======== Information shown ========
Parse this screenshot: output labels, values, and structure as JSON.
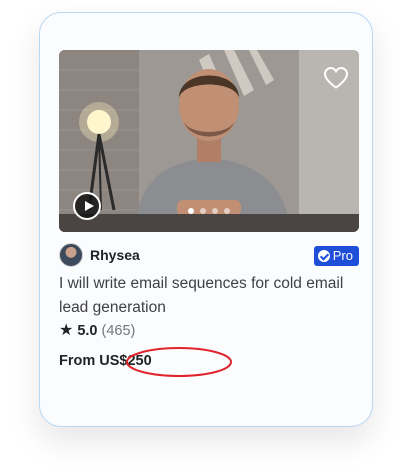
{
  "card": {
    "seller": {
      "name": "Rhysea",
      "badge": "Pro"
    },
    "media": {
      "slide_count": 4,
      "active_slide": 1
    },
    "title": "I will write email sequences for cold email lead generation",
    "rating": {
      "score": "5.0",
      "count": "(465)"
    },
    "price": {
      "prefix": "From",
      "amount": "US$250"
    }
  },
  "colors": {
    "card_border": "#b9d6f2",
    "pro_badge": "#1f4ed8",
    "annotation_circle": "#e0242b",
    "text_primary": "#222325",
    "text_secondary": "#74767e"
  },
  "icons": {
    "favorite": "heart-outline-icon",
    "play": "play-icon",
    "verified": "check-badge-icon",
    "rating": "star-icon"
  }
}
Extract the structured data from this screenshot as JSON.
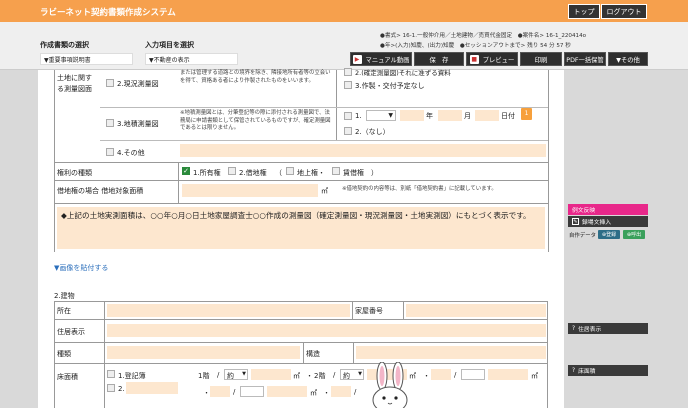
{
  "header": {
    "app_title": "ラビーネット契約書類作成システム",
    "top_button": "トップ",
    "logout_button": "ログアウト"
  },
  "toolbar": {
    "doc_type_label": "作成書類の選択",
    "doc_type_value": "▼重要事項説明書",
    "input_item_label": "入力項目を選択",
    "input_item_value": "▼不動産の表示",
    "info_line1": "●書式> 16-1.一般仲介用／土地建物／売買代金固定　●案件名> 16-1_220414o",
    "info_line2": "●年>(入力)知慶、(出力)知慶　●セッションアウトまで> 残り 54 分 57 秒",
    "manual_button": "マニュアル動画",
    "save_button": "保　存",
    "preview_button": "プレビュー",
    "print_button": "印刷",
    "pdf_button": "PDF一括保管",
    "other_button": "▼その他"
  },
  "land": {
    "row_label": "土地に関する測量図面",
    "item2_label": "2.現況測量図",
    "item2_note": "または管理する道路との境界を除き、隣接地所有者等の立会いを得て、資格ある者により作製されたものをいいます。",
    "item3_label": "3.地積測量図",
    "item3_note": "※地積測量図とは、分筆登記等の際に添付される測量図で、法務局に申請書類として保管されているものですが、確定測量図であるとは限りません。",
    "item4_label": "4.その他",
    "right_top": "2.(確定測量図)それに准ずる資料",
    "right_opt3": "3.作製・交付予定なし",
    "date_num1": "1.",
    "date_nen": "年",
    "date_tsuki": "月",
    "date_hizuke": "日付",
    "date_num2": "2.（なし）"
  },
  "rights": {
    "label": "権利の種類",
    "opt1": "1.所有権",
    "opt2": "2.借地権",
    "paren_open": "（",
    "sub1": "地上権・",
    "sub2": "賃借権",
    "paren_close": "）"
  },
  "leasehold": {
    "label": "借地権の場合 借地対象面積",
    "unit": "㎡",
    "note": "※借地契約の内容等は、別紙「借地契約書」に記載しています。"
  },
  "remark": "◆上記の土地実測面積は、○○年○月○日土地家屋調査士○○作成の測量図（確定測量図・現況測量図・土地実測図）にもとづく表示です。",
  "paste_link": "▼画像を貼付する",
  "building": {
    "section_title": "2.建物",
    "location_label": "所在",
    "house_no_label": "家屋番号",
    "residence_label": "住居表示",
    "kind_label": "種類",
    "structure_label": "構造",
    "floor_label": "床面積",
    "floor_opt1": "1.登記簿",
    "floor_opt2": "2.",
    "floor1": "1階",
    "floor2": "2階",
    "approx": "約",
    "unit": "㎡",
    "slash": "/",
    "dot": "・"
  },
  "sidebar": {
    "example_button": "例文反映",
    "insert_button": "録場文挿入",
    "user_data_label": "自作データ",
    "register_button": "登録",
    "call_button": "呼出",
    "residence_btn": "住居表示",
    "floor_btn": "床面積"
  }
}
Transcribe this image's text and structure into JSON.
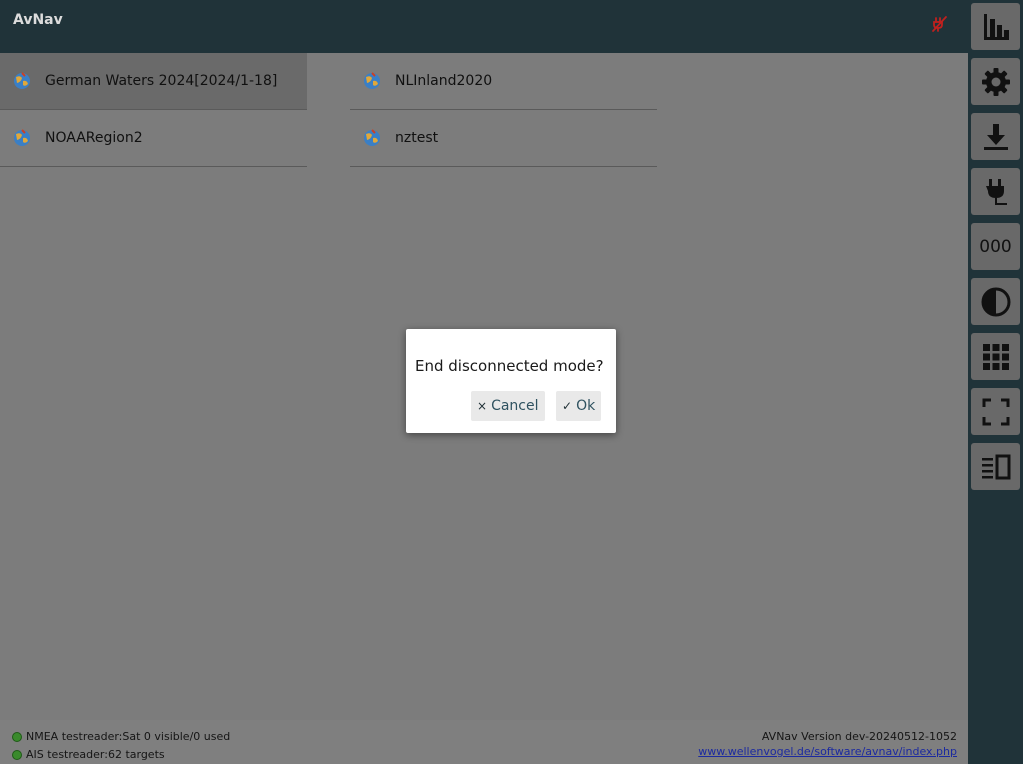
========
**Requirements**
Return the listing above unchanged, apart from dropping its pictures.

**Final answer**
Parse this screenshot: output labels, values, and structure as JSON.
{
  "card": {
    "seller": {
      "name": "Rhysea",
      "badge": "Pro"
    },
    "media": {
      "slide_count": 4,
      "active_slide": 1
    },
    "title": "I will write email sequences for cold email lead generation",
    "rating": {
      "score": "5.0",
      "count": "(465)"
    },
    "price": {
      "prefix": "From",
      "amount": "US$250"
    }
  },
  "colors": {
    "card_border": "#b9d6f2",
    "pro_badge": "#1f4ed8",
    "annotation_circle": "#e0242b",
    "text_primary": "#222325",
    "text_secondary": "#74767e"
  },
  "icons": {
    "favorite": "heart-outline-icon",
    "play": "play-icon",
    "verified": "check-badge-icon",
    "rating": "star-icon"
  }
}
Extract the structured data from this screenshot as JSON.
{
  "header": {
    "app_title": "ラビーネット契約書類作成システム",
    "top_button": "トップ",
    "logout_button": "ログアウト"
  },
  "toolbar": {
    "doc_type_label": "作成書類の選択",
    "doc_type_value": "▼重要事項説明書",
    "input_item_label": "入力項目を選択",
    "input_item_value": "▼不動産の表示",
    "info_line1": "●書式> 16-1.一般仲介用／土地建物／売買代金固定　●案件名> 16-1_220414o",
    "info_line2": "●年>(入力)知慶、(出力)知慶　●セッションアウトまで> 残り 54 分 57 秒",
    "manual_button": "マニュアル動画",
    "save_button": "保　存",
    "preview_button": "プレビュー",
    "print_button": "印刷",
    "pdf_button": "PDF一括保管",
    "other_button": "▼その他"
  },
  "land": {
    "row_label": "土地に関する測量図面",
    "item2_label": "2.現況測量図",
    "item2_note": "または管理する道路との境界を除き、隣接地所有者等の立会いを得て、資格ある者により作製されたものをいいます。",
    "item3_label": "3.地積測量図",
    "item3_note": "※地積測量図とは、分筆登記等の際に添付される測量図で、法務局に申請書類として保管されているものですが、確定測量図であるとは限りません。",
    "item4_label": "4.その他",
    "right_top": "2.(確定測量図)それに准ずる資料",
    "right_opt3": "3.作製・交付予定なし",
    "date_num1": "1.",
    "date_nen": "年",
    "date_tsuki": "月",
    "date_hizuke": "日付",
    "date_num2": "2.（なし）"
  },
  "rights": {
    "label": "権利の種類",
    "opt1": "1.所有権",
    "opt2": "2.借地権",
    "paren_open": "（",
    "sub1": "地上権・",
    "sub2": "賃借権",
    "paren_close": "）"
  },
  "leasehold": {
    "label": "借地権の場合 借地対象面積",
    "unit": "㎡",
    "note": "※借地契約の内容等は、別紙「借地契約書」に記載しています。"
  },
  "remark": "◆上記の土地実測面積は、○○年○月○日土地家屋調査士○○作成の測量図（確定測量図・現況測量図・土地実測図）にもとづく表示です。",
  "paste_link": "▼画像を貼付する",
  "building": {
    "section_title": "2.建物",
    "location_label": "所在",
    "house_no_label": "家屋番号",
    "residence_label": "住居表示",
    "kind_label": "種類",
    "structure_label": "構造",
    "floor_label": "床面積",
    "floor_opt1": "1.登記簿",
    "floor_opt2": "2.",
    "floor1": "1階",
    "floor2": "2階",
    "approx": "約",
    "unit": "㎡",
    "slash": "/",
    "dot": "・"
  },
  "sidebar": {
    "example_button": "例文反映",
    "insert_button": "録場文挿入",
    "user_data_label": "自作データ",
    "register_button": "登録",
    "call_button": "呼出",
    "residence_btn": "住居表示",
    "floor_btn": "床面積"
  }
}
Transcribe this image's text and structure into JSON.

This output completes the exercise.